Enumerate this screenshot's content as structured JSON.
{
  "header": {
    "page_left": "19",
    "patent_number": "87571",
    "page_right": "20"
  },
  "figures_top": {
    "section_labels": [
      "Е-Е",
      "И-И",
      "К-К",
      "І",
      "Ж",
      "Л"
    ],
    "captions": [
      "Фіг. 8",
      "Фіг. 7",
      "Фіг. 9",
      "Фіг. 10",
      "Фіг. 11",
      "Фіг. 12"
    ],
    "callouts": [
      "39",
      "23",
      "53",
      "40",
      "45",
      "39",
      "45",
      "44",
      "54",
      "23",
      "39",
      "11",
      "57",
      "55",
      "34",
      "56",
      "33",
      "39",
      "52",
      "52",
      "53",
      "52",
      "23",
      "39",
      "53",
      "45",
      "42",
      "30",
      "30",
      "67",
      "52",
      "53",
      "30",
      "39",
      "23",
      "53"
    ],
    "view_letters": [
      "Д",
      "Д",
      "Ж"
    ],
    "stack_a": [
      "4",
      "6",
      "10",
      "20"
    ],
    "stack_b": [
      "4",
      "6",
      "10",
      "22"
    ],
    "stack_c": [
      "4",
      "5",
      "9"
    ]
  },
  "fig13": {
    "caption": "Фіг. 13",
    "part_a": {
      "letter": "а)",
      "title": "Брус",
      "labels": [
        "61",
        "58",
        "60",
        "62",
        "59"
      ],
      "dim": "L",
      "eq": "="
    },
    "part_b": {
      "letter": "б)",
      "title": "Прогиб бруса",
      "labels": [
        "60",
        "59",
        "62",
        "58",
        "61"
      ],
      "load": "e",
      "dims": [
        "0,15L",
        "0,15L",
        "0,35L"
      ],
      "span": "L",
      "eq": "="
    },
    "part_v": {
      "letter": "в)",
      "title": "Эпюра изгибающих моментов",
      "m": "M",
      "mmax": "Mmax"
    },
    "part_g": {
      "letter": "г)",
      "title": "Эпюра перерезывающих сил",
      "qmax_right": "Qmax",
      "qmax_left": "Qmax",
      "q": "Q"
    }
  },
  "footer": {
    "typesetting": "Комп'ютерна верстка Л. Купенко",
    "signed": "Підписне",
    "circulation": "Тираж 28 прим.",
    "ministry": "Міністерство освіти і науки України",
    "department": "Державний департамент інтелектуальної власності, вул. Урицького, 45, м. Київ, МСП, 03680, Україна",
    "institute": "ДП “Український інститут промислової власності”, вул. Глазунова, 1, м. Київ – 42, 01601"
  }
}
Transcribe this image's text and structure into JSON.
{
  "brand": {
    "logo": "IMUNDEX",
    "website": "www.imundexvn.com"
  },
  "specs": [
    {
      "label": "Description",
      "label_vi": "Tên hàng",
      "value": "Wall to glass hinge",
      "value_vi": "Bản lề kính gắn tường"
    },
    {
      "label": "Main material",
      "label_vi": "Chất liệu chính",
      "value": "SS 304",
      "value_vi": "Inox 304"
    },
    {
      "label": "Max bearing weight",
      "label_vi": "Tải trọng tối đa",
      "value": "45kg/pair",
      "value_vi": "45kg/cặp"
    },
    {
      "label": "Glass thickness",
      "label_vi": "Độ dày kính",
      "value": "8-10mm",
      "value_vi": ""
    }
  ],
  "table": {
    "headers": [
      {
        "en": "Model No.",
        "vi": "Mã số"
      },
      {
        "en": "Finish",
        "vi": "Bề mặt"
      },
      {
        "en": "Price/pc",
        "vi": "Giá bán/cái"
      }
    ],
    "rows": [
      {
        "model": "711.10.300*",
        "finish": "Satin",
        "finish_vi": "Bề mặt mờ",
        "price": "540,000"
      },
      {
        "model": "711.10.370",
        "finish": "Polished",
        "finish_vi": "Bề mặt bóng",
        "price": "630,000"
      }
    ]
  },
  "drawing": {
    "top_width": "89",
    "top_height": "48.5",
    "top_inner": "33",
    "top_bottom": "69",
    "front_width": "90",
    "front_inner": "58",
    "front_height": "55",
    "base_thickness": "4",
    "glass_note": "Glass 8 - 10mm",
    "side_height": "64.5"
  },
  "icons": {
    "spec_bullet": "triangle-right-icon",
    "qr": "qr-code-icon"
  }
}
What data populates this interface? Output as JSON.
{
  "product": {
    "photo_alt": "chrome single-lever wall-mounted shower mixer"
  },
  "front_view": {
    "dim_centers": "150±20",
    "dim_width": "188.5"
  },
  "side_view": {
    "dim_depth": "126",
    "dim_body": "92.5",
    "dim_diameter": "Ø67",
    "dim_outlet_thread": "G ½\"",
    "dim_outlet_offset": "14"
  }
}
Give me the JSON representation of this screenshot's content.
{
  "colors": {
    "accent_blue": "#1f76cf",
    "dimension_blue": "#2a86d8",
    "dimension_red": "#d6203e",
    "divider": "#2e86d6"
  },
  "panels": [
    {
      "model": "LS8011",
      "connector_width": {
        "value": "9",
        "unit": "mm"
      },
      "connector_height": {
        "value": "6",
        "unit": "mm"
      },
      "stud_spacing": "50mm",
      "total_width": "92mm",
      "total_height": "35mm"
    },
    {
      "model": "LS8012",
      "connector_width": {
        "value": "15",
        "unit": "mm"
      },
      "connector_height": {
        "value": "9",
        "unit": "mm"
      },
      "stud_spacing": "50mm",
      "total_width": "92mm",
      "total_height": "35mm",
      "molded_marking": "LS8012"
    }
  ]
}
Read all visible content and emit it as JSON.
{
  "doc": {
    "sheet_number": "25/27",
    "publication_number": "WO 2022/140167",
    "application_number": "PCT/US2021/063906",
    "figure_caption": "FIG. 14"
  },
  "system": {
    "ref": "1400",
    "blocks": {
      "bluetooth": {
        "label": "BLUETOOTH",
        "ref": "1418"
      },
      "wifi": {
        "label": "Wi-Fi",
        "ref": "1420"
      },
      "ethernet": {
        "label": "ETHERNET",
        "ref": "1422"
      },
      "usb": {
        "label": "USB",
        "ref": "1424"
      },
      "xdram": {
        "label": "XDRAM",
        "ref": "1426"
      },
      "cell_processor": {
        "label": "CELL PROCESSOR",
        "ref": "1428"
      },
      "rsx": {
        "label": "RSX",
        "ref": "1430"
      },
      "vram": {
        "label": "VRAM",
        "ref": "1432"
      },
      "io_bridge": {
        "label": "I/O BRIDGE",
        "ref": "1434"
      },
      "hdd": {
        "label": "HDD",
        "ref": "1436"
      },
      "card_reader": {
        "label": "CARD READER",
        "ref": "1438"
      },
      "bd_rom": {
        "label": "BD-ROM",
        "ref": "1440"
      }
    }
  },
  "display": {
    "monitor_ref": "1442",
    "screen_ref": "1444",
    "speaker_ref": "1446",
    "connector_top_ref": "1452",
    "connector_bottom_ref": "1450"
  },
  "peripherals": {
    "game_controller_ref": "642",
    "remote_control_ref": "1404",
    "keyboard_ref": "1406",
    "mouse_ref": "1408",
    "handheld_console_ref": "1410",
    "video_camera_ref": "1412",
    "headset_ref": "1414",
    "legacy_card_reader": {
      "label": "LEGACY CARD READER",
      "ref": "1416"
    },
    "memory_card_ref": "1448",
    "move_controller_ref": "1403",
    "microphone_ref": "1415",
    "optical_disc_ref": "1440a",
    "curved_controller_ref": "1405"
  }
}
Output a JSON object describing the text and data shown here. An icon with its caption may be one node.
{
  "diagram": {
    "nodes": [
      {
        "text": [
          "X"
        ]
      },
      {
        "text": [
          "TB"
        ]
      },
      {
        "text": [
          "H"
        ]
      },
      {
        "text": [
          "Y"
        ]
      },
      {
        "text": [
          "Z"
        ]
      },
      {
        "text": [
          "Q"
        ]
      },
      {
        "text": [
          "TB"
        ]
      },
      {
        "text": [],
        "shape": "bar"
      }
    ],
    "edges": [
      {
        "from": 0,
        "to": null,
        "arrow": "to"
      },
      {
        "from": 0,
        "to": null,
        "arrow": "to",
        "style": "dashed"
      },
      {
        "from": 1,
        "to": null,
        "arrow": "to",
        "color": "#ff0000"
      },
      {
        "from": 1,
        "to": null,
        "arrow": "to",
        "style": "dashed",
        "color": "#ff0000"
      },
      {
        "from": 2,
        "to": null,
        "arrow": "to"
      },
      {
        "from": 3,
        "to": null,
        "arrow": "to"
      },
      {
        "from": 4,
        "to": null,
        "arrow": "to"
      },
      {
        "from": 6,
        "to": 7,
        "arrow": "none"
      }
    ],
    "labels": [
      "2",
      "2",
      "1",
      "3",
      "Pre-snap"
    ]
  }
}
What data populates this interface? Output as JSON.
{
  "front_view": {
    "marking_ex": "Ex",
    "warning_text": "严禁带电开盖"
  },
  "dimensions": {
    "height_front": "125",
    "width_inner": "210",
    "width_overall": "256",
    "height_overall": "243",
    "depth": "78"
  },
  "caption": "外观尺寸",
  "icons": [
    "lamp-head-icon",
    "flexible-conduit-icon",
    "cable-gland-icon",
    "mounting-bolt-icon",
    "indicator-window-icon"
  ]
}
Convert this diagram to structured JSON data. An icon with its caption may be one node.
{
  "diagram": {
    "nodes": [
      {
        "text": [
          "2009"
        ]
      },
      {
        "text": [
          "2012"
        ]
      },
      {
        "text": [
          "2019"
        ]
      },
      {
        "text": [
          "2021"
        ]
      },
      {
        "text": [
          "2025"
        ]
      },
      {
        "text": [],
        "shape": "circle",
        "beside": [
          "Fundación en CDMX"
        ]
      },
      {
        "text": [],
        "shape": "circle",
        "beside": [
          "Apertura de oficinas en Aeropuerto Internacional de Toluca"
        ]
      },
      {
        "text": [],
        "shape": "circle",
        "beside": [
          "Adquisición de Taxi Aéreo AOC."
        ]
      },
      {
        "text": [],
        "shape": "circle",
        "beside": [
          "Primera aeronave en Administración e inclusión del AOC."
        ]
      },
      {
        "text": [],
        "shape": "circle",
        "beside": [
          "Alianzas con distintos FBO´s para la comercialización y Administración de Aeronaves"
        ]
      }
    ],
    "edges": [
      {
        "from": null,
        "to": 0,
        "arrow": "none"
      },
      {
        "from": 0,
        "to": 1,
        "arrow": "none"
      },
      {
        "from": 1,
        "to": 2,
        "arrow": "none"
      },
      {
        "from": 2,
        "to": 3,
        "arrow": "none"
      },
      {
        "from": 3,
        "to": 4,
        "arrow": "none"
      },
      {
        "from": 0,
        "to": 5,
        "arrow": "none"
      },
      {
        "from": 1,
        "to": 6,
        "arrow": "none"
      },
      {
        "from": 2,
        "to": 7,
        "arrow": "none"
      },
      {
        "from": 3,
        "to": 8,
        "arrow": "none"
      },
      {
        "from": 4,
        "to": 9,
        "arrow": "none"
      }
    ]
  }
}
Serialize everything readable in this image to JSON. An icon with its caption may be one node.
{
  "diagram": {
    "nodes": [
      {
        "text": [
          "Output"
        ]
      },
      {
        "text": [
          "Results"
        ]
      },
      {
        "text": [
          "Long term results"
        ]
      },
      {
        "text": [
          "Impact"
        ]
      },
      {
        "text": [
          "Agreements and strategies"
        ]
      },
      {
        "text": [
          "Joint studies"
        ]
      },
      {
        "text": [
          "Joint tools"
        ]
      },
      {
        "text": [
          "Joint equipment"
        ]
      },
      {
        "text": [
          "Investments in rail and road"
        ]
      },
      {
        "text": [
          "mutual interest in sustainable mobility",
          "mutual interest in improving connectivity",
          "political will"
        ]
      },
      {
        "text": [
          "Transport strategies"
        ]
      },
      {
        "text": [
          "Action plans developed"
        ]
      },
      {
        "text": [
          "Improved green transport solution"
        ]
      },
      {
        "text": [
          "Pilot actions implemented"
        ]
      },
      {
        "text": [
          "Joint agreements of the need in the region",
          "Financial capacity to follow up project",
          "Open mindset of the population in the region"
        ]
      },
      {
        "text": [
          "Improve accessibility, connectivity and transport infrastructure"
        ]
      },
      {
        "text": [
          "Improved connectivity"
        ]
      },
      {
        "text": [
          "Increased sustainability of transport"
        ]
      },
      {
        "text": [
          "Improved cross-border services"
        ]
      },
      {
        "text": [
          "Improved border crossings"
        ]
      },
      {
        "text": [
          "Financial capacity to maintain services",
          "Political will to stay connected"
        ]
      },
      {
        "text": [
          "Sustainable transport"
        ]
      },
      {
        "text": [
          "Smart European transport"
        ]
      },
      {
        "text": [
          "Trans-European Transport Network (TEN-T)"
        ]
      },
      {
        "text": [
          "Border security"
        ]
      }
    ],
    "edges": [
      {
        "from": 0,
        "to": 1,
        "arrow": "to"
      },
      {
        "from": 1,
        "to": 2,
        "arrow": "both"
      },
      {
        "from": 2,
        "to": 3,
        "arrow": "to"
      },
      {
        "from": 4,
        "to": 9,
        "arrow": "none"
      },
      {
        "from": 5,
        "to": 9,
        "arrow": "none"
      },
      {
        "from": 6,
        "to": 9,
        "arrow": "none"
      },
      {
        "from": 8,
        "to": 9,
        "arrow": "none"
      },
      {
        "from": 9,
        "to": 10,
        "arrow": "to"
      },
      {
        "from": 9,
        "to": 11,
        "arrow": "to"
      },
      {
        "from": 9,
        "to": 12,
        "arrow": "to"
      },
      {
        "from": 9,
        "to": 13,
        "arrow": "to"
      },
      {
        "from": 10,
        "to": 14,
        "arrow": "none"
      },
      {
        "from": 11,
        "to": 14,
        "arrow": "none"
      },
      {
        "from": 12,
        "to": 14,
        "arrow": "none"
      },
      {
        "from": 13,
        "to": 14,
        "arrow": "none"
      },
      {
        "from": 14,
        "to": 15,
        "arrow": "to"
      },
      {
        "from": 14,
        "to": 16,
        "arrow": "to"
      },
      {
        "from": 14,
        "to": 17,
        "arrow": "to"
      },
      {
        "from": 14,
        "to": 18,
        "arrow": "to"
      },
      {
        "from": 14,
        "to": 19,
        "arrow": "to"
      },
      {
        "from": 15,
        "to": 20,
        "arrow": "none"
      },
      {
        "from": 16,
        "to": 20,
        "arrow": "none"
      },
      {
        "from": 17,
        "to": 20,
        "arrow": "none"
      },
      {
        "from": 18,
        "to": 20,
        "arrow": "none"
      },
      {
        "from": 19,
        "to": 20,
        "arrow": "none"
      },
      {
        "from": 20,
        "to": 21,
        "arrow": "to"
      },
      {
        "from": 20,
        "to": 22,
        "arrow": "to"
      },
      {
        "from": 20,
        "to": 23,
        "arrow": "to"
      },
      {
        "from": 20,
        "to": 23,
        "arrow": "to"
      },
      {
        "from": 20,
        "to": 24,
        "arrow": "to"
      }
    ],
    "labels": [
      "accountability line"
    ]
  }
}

────────────────

◆ Requirements
Lines that hold the word "will" are the ones to return, every one of them.

◆ Complete answer
          "political will"
          "Political will to stay connected"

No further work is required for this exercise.